* MATERIAL FOR THIS EXERCISE *
--- Start ---
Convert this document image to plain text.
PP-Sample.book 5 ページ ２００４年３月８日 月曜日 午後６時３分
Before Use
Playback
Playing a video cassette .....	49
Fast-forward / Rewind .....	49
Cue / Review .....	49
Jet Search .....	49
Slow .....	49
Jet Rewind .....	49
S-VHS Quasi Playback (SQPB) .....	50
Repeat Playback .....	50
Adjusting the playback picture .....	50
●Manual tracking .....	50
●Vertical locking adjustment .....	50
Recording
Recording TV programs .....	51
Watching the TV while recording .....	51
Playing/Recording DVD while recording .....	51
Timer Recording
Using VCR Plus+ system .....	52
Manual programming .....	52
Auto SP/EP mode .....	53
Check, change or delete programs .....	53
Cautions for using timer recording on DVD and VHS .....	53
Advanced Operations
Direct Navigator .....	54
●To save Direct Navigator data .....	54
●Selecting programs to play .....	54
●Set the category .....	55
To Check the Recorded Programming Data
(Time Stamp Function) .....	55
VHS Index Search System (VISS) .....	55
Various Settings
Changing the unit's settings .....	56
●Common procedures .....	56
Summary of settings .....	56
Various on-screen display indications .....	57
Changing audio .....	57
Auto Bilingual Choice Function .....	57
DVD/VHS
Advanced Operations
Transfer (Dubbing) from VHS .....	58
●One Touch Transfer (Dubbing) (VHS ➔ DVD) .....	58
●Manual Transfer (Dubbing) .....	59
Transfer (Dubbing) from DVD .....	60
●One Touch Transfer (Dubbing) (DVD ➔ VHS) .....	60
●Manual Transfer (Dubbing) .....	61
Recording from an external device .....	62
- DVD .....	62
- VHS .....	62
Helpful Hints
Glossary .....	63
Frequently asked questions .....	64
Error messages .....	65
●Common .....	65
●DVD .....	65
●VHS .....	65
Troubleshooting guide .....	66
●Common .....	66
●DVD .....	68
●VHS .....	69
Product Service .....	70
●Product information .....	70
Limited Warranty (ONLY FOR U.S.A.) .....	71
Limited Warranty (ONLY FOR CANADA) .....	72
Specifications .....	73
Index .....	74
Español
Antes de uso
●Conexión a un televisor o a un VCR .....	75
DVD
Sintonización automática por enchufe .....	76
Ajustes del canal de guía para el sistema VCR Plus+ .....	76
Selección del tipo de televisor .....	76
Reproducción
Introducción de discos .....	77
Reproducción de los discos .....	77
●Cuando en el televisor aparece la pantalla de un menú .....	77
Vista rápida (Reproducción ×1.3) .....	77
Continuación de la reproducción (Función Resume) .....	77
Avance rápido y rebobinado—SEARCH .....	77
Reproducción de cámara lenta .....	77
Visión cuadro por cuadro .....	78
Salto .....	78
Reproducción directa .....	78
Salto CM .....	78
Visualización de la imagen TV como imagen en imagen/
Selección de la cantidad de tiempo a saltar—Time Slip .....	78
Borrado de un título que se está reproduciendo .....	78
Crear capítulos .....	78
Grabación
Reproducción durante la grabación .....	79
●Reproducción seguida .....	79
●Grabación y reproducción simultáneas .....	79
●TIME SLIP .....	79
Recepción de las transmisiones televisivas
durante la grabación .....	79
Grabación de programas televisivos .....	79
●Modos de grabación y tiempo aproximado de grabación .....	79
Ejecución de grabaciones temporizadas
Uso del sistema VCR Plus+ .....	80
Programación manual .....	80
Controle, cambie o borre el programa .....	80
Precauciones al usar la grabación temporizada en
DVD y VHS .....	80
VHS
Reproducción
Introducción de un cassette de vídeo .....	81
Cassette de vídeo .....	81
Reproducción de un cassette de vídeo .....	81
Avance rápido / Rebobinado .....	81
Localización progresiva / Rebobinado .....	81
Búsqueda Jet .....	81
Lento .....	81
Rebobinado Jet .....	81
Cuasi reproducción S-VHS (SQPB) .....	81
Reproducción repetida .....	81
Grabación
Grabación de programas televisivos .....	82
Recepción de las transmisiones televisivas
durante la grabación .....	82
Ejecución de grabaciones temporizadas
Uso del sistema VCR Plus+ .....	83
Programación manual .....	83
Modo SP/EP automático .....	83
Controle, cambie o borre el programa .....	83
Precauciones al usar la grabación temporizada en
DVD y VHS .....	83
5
--- End ---
--- Start ---
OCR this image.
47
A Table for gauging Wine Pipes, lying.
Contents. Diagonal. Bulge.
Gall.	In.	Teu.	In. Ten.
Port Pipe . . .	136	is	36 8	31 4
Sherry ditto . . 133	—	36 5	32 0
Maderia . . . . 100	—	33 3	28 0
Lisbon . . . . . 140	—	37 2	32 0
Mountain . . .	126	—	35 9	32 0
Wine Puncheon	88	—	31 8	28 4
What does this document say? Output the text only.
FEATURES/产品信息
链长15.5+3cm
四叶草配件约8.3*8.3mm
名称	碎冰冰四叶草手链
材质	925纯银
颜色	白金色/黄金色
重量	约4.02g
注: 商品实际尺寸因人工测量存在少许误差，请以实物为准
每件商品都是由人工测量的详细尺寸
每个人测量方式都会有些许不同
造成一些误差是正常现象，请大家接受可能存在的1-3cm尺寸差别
--- End ---
* WORK TO DO *
From the listing above, return each line with the word "programs".

* OUTPUT FOR THIS EXERCISE *
Recording TV programs .....	51
Check, change or delete programs .....	53
●Selecting programs to play .....	54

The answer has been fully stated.